WRITTEN INSTRUCTION: Quote these data back word for word, leaving out the pictures.
[START]
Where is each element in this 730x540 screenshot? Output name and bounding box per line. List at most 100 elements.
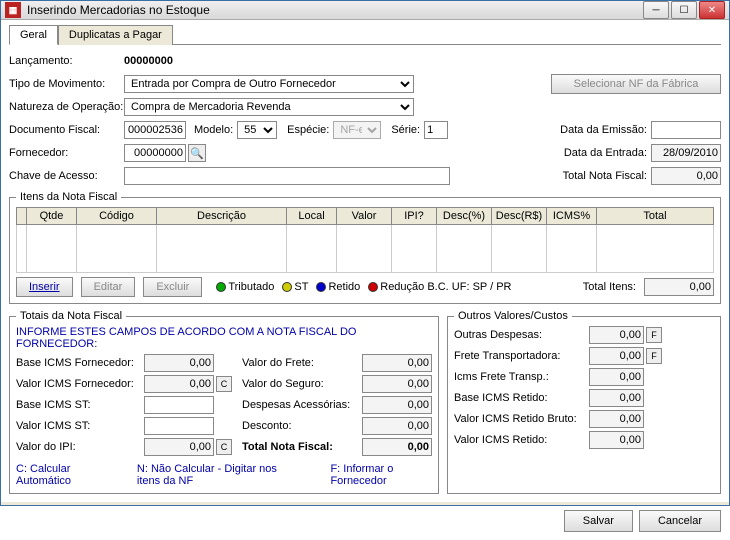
base-icms-forn-label: Base ICMS Fornecedor: [16,357,144,369]
outros-fieldset: Outros Valores/Custos Outras Despesas:F … [447,310,721,494]
footnote-n: N: Não Calcular - Digitar nos itens da N… [137,463,303,487]
valor-icms-st-input[interactable] [144,417,214,435]
col-ipi[interactable]: IPI? [392,208,437,225]
chave-label: Chave de Acesso: [9,170,124,182]
c-flag-button[interactable]: C [216,376,232,392]
base-icms-ret-input[interactable] [589,389,644,407]
col-descricao[interactable]: Descrição [157,208,287,225]
itens-fieldset: Itens da Nota Fiscal Qtde Código Descriç… [9,191,721,304]
tipo-movimento-label: Tipo de Movimento: [9,78,124,90]
outras-desp-input[interactable] [589,326,644,344]
total-itens-label: Total Itens: [583,281,636,293]
lancamento-label: Lançamento: [9,55,124,67]
valor-frete-label: Valor do Frete: [242,357,362,369]
tab-duplicatas[interactable]: Duplicatas a Pagar [58,25,173,45]
col-total[interactable]: Total [597,208,714,225]
valor-icms-forn-label: Valor ICMS Fornecedor: [16,378,144,390]
legend-st: ST [282,281,308,293]
col-valor[interactable]: Valor [337,208,392,225]
footnote-f: F: Informar o Fornecedor [330,463,432,487]
col-qtde[interactable]: Qtde [27,208,77,225]
inserir-button[interactable]: Inserir [16,277,73,297]
base-icms-st-input[interactable] [144,396,214,414]
modelo-label: Modelo: [194,124,233,136]
desp-acess-label: Despesas Acessórias: [242,399,362,411]
total-nf-header-value [651,167,721,185]
cancelar-button[interactable]: Cancelar [639,510,721,532]
total-nf-label: Total Nota Fiscal: [242,441,362,453]
icms-frete-label: Icms Frete Transp.: [454,371,589,383]
desconto-input[interactable] [362,417,432,435]
minimize-button[interactable]: ─ [643,1,669,19]
close-button[interactable]: ✕ [699,1,725,19]
tab-geral[interactable]: Geral [9,25,58,45]
totais-legend: Totais da Nota Fiscal [16,310,126,322]
client-area: Geral Duplicatas a Pagar Lançamento: 000… [1,20,729,502]
maximize-button[interactable]: ☐ [671,1,697,19]
valor-icms-st-label: Valor ICMS ST: [16,420,144,432]
desp-acess-input[interactable] [362,396,432,414]
valor-icms-ret-input[interactable] [589,431,644,449]
base-icms-ret-label: Base ICMS Retido: [454,392,589,404]
serie-label: Série: [391,124,420,136]
itens-table: Qtde Código Descrição Local Valor IPI? D… [16,207,714,273]
total-itens-value [644,278,714,296]
footer: Salvar Cancelar [1,502,729,540]
titlebar: ▦ Inserindo Mercadorias no Estoque ─ ☐ ✕ [1,1,729,20]
valor-seguro-input[interactable] [362,375,432,393]
valor-icms-forn-input[interactable] [144,375,214,393]
valor-icms-ret-bruto-input[interactable] [589,410,644,428]
valor-frete-input[interactable] [362,354,432,372]
legend-reducao: Redução B.C. UF: SP / PR [368,281,511,293]
natureza-select[interactable]: Compra de Mercadoria Revenda [124,98,414,116]
data-emissao-input[interactable] [651,121,721,139]
frete-transp-label: Frete Transportadora: [454,350,589,362]
salvar-button[interactable]: Salvar [564,510,633,532]
fornecedor-input[interactable] [124,144,186,162]
data-entrada-input[interactable] [651,144,721,162]
doc-fiscal-input[interactable] [124,121,186,139]
legend-tributado: Tributado [216,281,274,293]
natureza-label: Natureza de Operação: [9,101,124,113]
serie-input[interactable] [424,121,448,139]
col-descr[interactable]: Desc(R$) [492,208,547,225]
legend-retido: Retido [316,281,360,293]
totais-note: INFORME ESTES CAMPOS DE ACORDO COM A NOT… [16,326,432,350]
col-local[interactable]: Local [287,208,337,225]
doc-fiscal-label: Documento Fiscal: [9,124,124,136]
modelo-select[interactable]: 55 [237,121,277,139]
chave-input[interactable] [124,167,450,185]
col-codigo[interactable]: Código [77,208,157,225]
base-icms-forn-input[interactable] [144,354,214,372]
f-flag-button[interactable]: F [646,327,662,343]
tipo-movimento-select[interactable]: Entrada por Compra de Outro Fornecedor [124,75,414,93]
data-entrada-label: Data da Entrada: [564,147,647,159]
col-icms[interactable]: ICMS% [547,208,597,225]
f-flag-button-2[interactable]: F [646,348,662,364]
footnote-c: C: Calcular Automático [16,463,109,487]
app-window: ▦ Inserindo Mercadorias no Estoque ─ ☐ ✕… [0,0,730,506]
valor-seguro-label: Valor do Seguro: [242,378,362,390]
app-icon: ▦ [5,2,21,18]
especie-label: Espécie: [287,124,329,136]
icms-frete-input[interactable] [589,368,644,386]
search-fornecedor-icon[interactable]: 🔍 [188,144,206,162]
especie-select[interactable]: NF-e [333,121,381,139]
col-descp[interactable]: Desc(%) [437,208,492,225]
table-row [17,225,714,273]
selecionar-nf-button[interactable]: Selecionar NF da Fábrica [551,74,721,94]
editar-button[interactable]: Editar [81,277,136,297]
totais-fieldset: Totais da Nota Fiscal INFORME ESTES CAMP… [9,310,439,494]
valor-icms-ret-label: Valor ICMS Retido: [454,434,589,446]
excluir-button[interactable]: Excluir [143,277,202,297]
base-icms-st-label: Base ICMS ST: [16,399,144,411]
frete-transp-input[interactable] [589,347,644,365]
valor-ipi-input[interactable] [144,438,214,456]
window-title: Inserindo Mercadorias no Estoque [27,3,643,17]
fornecedor-label: Fornecedor: [9,147,124,159]
itens-legend: Itens da Nota Fiscal [16,191,121,203]
total-nf-input [362,438,432,456]
c-flag-button-2[interactable]: C [216,439,232,455]
desconto-label: Desconto: [242,420,362,432]
col-handle [17,208,27,225]
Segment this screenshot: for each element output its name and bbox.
[END]
THE RESULT:
Where is each element in this 730x540 screenshot? Output name and bounding box per line. List at most 100 elements.
base-icms-forn-label: Base ICMS Fornecedor: [16,357,144,369]
outros-fieldset: Outros Valores/Custos Outras Despesas:F … [447,310,721,494]
footnote-n: N: Não Calcular - Digitar nos itens da N… [137,463,303,487]
valor-icms-st-input[interactable] [144,417,214,435]
col-ipi[interactable]: IPI? [392,208,437,225]
chave-label: Chave de Acesso: [9,170,124,182]
c-flag-button[interactable]: C [216,376,232,392]
base-icms-ret-input[interactable] [589,389,644,407]
col-descricao[interactable]: Descrição [157,208,287,225]
itens-fieldset: Itens da Nota Fiscal Qtde Código Descriç… [9,191,721,304]
tipo-movimento-label: Tipo de Movimento: [9,78,124,90]
outras-desp-input[interactable] [589,326,644,344]
total-itens-label: Total Itens: [583,281,636,293]
lancamento-label: Lançamento: [9,55,124,67]
valor-frete-label: Valor do Frete: [242,357,362,369]
tab-duplicatas[interactable]: Duplicatas a Pagar [58,25,173,45]
col-total[interactable]: Total [597,208,714,225]
valor-icms-forn-label: Valor ICMS Fornecedor: [16,378,144,390]
legend-st: ST [282,281,308,293]
col-valor[interactable]: Valor [337,208,392,225]
footnote-f: F: Informar o Fornecedor [330,463,432,487]
col-qtde[interactable]: Qtde [27,208,77,225]
inserir-button[interactable]: Inserir [16,277,73,297]
base-icms-st-input[interactable] [144,396,214,414]
modelo-label: Modelo: [194,124,233,136]
desp-acess-label: Despesas Acessórias: [242,399,362,411]
total-nf-header-value [651,167,721,185]
cancelar-button[interactable]: Cancelar [639,510,721,532]
total-nf-label: Total Nota Fiscal: [242,441,362,453]
icms-frete-label: Icms Frete Transp.: [454,371,589,383]
desconto-input[interactable] [362,417,432,435]
minimize-button[interactable]: ─ [643,1,669,19]
close-button[interactable]: ✕ [699,1,725,19]
tab-geral[interactable]: Geral [9,25,58,45]
totais-legend: Totais da Nota Fiscal [16,310,126,322]
client-area: Geral Duplicatas a Pagar Lançamento: 000… [1,20,729,502]
maximize-button[interactable]: ☐ [671,1,697,19]
valor-icms-st-label: Valor ICMS ST: [16,420,144,432]
desp-acess-input[interactable] [362,396,432,414]
valor-icms-ret-input[interactable] [589,431,644,449]
base-icms-ret-label: Base ICMS Retido: [454,392,589,404]
serie-label: Série: [391,124,420,136]
itens-table: Qtde Código Descrição Local Valor IPI? D… [16,207,714,273]
total-itens-value [644,278,714,296]
footer: Salvar Cancelar [1,502,729,540]
titlebar: ▦ Inserindo Mercadorias no Estoque ─ ☐ ✕ [1,1,729,20]
valor-seguro-input[interactable] [362,375,432,393]
valor-icms-forn-input[interactable] [144,375,214,393]
valor-icms-ret-bruto-input[interactable] [589,410,644,428]
valor-frete-input[interactable] [362,354,432,372]
legend-reducao: Redução B.C. UF: SP / PR [368,281,511,293]
natureza-select[interactable]: Compra de Mercadoria Revenda [124,98,414,116]
data-emissao-input[interactable] [651,121,721,139]
frete-transp-label: Frete Transportadora: [454,350,589,362]
salvar-button[interactable]: Salvar [564,510,633,532]
fornecedor-input[interactable] [124,144,186,162]
data-entrada-input[interactable] [651,144,721,162]
doc-fiscal-input[interactable] [124,121,186,139]
legend-tributado: Tributado [216,281,274,293]
natureza-label: Natureza de Operação: [9,101,124,113]
serie-input[interactable] [424,121,448,139]
col-descr[interactable]: Desc(R$) [492,208,547,225]
legend-retido: Retido [316,281,360,293]
totais-note: INFORME ESTES CAMPOS DE ACORDO COM A NOT… [16,326,432,350]
col-local[interactable]: Local [287,208,337,225]
doc-fiscal-label: Documento Fiscal: [9,124,124,136]
modelo-select[interactable]: 55 [237,121,277,139]
chave-input[interactable] [124,167,450,185]
col-codigo[interactable]: Código [77,208,157,225]
base-icms-forn-input[interactable] [144,354,214,372]
f-flag-button[interactable]: F [646,327,662,343]
tipo-movimento-select[interactable]: Entrada por Compra de Outro Fornecedor [124,75,414,93]
data-entrada-label: Data da Entrada: [564,147,647,159]
col-icms[interactable]: ICMS% [547,208,597,225]
f-flag-button-2[interactable]: F [646,348,662,364]
footnote-c: C: Calcular Automático [16,463,109,487]
app-window: ▦ Inserindo Mercadorias no Estoque ─ ☐ ✕… [0,0,730,506]
valor-seguro-label: Valor do Seguro: [242,378,362,390]
app-icon: ▦ [5,2,21,18]
especie-label: Espécie: [287,124,329,136]
icms-frete-input[interactable] [589,368,644,386]
search-fornecedor-icon[interactable]: 🔍 [188,144,206,162]
especie-select[interactable]: NF-e [333,121,381,139]
col-descp[interactable]: Desc(%) [437,208,492,225]
table-row [17,225,714,273]
selecionar-nf-button[interactable]: Selecionar NF da Fábrica [551,74,721,94]
editar-button[interactable]: Editar [81,277,136,297]
totais-fieldset: Totais da Nota Fiscal INFORME ESTES CAMP… [9,310,439,494]
valor-icms-ret-label: Valor ICMS Retido: [454,434,589,446]
excluir-button[interactable]: Excluir [143,277,202,297]
base-icms-st-label: Base ICMS ST: [16,399,144,411]
frete-transp-input[interactable] [589,347,644,365]
valor-ipi-input[interactable] [144,438,214,456]
window-title: Inserindo Mercadorias no Estoque [27,3,643,17]
fornecedor-label: Fornecedor: [9,147,124,159]
itens-legend: Itens da Nota Fiscal [16,191,121,203]
total-nf-input [362,438,432,456]
c-flag-button-2[interactable]: C [216,439,232,455]
desconto-label: Desconto: [242,420,362,432]
col-handle [17,208,27,225]
Segment this screenshot: for each element output its name and bbox.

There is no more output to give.